記述課題 A: 和歌山の旅行記によると、和歌山城天守閣はどこにありますか。

**** 本文抜粋 ****

和歌山県 城、寺、そして庭を巡る旅 :1

和歌山県 城、寺、そして庭を巡る旅 :1

2021年08月18日

Tom Vincent

和歌山県は、大阪の真南、紀伊半島の南西部に位置します。最もよく知られているのは、このシリーズの第3部でも紹介する高野山の素晴らしい寺院群ではないでしょうか。今回の旅の目的は、和歌山県北部にある和歌山市から紀ノ川沿いに東へ進み、根来、粉河へ、そして高野山へと登りながら数々の日本庭園を訪ねることです。

 和歌山県の庭園は、過ぎ去りし日本への扉を開く庭園芸術の宝庫であるにも関わらず、寺や城、民家の陰に隠れていることが多いため分かりにくく、ガイドブックに載ることが少ないため、この記事で興味を持ってもらえれば幸いです。
 

和歌山城

和歌山城

 和歌山県北部の庭園と寺院を巡るツアーの1日目は、和歌山市を訪れました。日本の歴史は、長く、ユニークであることはよく知られていますが、戦後の高度経済成長によりコンクリートやガラスにその多くは埋もれてしまいました。ここ和歌山市も例外ではありません。
 和歌山市は歴史好きにはとても興味深い町ですが、近代的な箱型のビルが目立つ町並みです。しかし、その合間をよく見ると、江戸時代の日本にタイムスリップするかのごとく、深い歴史を発見することができるでしょう。
 和歌山城天守閣は、和歌山市の中心部にある小高い山の上にあります。現在の天守閣は、戦後外見は戦災で焼失する以前のとおりに再建されたものですが、各所に残る元々の城郭の存在感は大きく、数百年前の様子を窺い知ることができます。
 城の眼下にあるわかやま歴史館は、一見すると飾り気のない観光案内所の二階にあり、少しわかりにくい場所ですが、江戸後期の城の様子を再現した短編映画が上映されており、かつての城の精巧さを知るため訪れることをおすすめします。たいていの場合は、博物館の映像というのは私の好みではないのですが、この精緻なCGは、展示されている当時の地図や図面と相まって、17~19世紀の和歌山市を容易に想像させることでしょう。歴史館を出た後、再び城を見ると、私の頭の中には昔の風景が広がっていました。歴史館は、戦後の近代化された景色に隠れる、かつて繁栄した紀州徳川家の絶大な権力を浮かび上がらせます。

**** データセット抜粋 ****

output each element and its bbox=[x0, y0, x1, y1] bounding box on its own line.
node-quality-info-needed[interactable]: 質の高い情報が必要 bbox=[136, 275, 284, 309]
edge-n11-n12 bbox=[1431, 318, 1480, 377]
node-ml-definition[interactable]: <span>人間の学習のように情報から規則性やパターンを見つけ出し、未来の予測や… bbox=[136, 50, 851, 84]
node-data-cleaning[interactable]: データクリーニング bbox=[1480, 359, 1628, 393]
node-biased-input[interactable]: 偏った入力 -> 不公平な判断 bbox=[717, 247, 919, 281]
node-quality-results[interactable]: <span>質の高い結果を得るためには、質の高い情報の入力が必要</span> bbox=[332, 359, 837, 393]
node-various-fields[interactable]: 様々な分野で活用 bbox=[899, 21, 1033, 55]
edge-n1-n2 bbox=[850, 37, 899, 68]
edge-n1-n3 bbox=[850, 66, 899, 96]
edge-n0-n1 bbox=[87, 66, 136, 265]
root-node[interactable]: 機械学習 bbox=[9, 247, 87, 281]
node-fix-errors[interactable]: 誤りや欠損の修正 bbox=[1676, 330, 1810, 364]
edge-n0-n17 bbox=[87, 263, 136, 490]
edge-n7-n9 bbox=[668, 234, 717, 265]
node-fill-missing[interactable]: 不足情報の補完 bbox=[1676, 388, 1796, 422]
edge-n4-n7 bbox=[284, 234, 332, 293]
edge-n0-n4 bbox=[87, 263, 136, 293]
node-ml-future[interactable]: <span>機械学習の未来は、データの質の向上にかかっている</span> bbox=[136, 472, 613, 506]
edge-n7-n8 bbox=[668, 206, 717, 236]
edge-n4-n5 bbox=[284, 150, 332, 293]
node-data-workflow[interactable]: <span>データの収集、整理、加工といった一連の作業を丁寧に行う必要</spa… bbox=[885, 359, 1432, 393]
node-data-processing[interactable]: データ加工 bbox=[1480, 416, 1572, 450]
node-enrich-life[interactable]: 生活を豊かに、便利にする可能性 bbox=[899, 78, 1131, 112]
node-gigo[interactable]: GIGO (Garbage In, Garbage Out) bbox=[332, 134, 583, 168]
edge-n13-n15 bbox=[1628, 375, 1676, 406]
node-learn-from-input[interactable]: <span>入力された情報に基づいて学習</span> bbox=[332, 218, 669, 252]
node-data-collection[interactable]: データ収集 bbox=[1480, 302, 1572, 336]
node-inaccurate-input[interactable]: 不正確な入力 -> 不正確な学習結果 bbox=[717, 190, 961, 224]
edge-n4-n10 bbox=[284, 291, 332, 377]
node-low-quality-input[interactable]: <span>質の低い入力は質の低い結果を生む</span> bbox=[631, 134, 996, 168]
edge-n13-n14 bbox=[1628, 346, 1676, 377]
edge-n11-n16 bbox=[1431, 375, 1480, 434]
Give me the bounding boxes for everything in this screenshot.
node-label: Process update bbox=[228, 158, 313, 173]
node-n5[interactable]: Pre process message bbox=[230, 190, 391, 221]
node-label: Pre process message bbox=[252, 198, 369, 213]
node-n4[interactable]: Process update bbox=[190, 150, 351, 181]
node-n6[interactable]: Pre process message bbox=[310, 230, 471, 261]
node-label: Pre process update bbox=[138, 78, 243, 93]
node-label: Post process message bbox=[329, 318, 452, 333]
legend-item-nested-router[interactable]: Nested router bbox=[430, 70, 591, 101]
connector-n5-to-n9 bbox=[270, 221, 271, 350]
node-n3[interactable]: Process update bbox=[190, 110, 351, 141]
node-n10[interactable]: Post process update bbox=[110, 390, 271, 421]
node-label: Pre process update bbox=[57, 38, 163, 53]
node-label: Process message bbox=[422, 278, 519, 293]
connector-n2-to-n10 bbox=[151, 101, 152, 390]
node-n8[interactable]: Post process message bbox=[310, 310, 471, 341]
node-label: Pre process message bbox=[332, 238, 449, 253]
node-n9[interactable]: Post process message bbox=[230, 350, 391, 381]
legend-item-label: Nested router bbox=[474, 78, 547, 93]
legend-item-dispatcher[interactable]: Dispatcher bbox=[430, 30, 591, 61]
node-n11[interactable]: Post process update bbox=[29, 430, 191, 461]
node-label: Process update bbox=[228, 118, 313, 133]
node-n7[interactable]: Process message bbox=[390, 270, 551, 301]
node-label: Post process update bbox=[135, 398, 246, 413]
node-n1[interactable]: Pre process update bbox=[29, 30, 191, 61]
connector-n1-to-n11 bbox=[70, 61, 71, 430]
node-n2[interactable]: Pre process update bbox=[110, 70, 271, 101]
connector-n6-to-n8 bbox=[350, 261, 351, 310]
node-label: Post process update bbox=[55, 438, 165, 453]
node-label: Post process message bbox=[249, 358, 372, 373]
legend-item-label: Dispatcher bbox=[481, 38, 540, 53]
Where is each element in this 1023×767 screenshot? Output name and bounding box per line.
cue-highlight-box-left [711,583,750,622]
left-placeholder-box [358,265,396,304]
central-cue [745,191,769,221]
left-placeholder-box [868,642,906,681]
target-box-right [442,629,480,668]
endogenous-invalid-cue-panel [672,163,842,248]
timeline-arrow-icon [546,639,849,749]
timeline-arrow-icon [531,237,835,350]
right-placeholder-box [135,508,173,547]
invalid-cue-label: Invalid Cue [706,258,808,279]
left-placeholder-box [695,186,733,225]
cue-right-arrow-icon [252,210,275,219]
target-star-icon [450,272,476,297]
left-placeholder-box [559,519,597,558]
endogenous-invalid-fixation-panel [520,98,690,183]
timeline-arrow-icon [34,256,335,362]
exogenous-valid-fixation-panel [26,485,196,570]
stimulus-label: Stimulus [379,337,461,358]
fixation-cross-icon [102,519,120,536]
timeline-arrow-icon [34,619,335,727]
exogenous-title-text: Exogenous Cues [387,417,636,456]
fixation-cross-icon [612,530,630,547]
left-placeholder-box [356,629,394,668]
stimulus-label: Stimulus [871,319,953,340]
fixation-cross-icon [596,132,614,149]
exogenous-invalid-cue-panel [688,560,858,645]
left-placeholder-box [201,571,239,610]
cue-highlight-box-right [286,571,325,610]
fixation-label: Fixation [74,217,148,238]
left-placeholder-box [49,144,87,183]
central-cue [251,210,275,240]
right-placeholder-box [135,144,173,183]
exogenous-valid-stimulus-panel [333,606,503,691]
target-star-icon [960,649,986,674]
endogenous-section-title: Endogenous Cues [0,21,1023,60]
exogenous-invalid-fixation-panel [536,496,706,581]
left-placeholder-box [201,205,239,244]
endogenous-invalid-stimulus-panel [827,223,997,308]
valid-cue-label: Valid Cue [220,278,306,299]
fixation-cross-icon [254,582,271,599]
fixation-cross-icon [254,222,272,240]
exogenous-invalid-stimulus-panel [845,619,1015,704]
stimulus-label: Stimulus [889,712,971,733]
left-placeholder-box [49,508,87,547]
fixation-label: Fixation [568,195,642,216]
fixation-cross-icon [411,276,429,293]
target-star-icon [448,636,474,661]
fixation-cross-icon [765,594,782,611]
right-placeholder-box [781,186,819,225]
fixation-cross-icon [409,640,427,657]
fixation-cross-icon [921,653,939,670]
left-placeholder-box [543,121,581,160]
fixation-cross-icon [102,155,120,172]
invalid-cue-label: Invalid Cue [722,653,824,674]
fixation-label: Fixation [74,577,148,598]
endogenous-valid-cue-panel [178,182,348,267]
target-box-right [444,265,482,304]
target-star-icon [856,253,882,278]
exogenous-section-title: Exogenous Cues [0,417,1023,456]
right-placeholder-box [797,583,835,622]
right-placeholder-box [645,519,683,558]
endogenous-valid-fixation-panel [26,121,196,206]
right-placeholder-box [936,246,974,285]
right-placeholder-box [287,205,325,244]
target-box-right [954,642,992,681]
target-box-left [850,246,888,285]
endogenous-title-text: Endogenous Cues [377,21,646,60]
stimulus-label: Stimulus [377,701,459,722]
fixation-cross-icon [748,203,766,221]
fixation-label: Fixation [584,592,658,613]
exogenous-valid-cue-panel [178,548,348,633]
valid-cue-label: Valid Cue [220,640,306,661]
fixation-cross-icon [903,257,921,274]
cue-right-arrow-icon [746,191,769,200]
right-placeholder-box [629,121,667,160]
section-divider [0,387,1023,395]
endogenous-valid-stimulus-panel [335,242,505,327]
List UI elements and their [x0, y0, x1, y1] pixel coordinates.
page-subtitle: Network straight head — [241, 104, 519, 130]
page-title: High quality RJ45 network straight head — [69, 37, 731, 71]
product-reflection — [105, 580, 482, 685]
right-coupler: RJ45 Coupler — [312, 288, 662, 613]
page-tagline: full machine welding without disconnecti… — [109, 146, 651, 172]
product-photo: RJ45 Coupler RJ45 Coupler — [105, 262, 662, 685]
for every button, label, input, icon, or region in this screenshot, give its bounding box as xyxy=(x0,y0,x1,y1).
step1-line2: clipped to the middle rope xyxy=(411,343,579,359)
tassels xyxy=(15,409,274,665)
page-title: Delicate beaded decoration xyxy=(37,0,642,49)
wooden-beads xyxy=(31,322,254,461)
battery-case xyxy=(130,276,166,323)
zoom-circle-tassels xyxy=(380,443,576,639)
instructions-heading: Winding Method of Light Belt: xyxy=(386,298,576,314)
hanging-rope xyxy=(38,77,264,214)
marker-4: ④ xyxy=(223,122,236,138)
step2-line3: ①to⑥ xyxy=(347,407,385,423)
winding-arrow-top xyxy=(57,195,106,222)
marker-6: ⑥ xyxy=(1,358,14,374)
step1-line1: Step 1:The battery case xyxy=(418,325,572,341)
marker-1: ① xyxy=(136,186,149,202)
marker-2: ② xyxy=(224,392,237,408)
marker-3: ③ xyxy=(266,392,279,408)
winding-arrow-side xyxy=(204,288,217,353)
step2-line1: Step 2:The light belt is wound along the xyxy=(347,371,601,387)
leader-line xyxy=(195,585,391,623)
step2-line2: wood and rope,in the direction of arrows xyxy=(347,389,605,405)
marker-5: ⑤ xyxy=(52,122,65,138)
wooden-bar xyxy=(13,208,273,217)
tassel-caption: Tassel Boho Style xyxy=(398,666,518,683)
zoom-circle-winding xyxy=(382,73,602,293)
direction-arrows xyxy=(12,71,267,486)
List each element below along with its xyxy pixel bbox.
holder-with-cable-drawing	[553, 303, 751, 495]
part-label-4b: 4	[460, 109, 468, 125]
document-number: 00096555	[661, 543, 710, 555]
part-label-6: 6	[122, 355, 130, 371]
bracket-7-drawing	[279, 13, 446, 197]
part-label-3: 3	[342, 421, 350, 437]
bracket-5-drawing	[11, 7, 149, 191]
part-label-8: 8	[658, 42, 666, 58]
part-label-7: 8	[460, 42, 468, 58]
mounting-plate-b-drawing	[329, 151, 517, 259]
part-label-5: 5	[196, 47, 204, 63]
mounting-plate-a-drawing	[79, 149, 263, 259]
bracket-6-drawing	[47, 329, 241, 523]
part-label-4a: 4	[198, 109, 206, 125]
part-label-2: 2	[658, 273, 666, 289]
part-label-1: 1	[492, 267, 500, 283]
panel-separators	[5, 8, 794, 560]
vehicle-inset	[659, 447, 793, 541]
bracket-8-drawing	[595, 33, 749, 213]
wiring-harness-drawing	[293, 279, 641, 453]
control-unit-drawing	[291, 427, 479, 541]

****

記述課題 B: レコードの先頭から「node-biased-input[interactable]: 偏った入力 ->」を含む行まで（両端の行を含む）について、「データクリーニング」を「データ洗浄」に改名し、ほかは一切変えずにそれらの行だけを書き直してください。

最終回答 A: 和歌山市の中心部にある小高い山の上にあります。

最終回答 B:
output each element and its bbox=[x0, y0, x1, y1] bounding box on its own line.
node-quality-info-needed[interactable]: 質の高い情報が必要 bbox=[136, 275, 284, 309]
edge-n11-n12 bbox=[1431, 318, 1480, 377]
node-ml-definition[interactable]: <span>人間の学習のように情報から規則性やパターンを見つけ出し、未来の予測や… bbox=[136, 50, 851, 84]
node-data-cleaning[interactable]: データ洗浄 bbox=[1480, 359, 1628, 393]
node-biased-input[interactable]: 偏った入力 -> 不公平な判断 bbox=[717, 247, 919, 281]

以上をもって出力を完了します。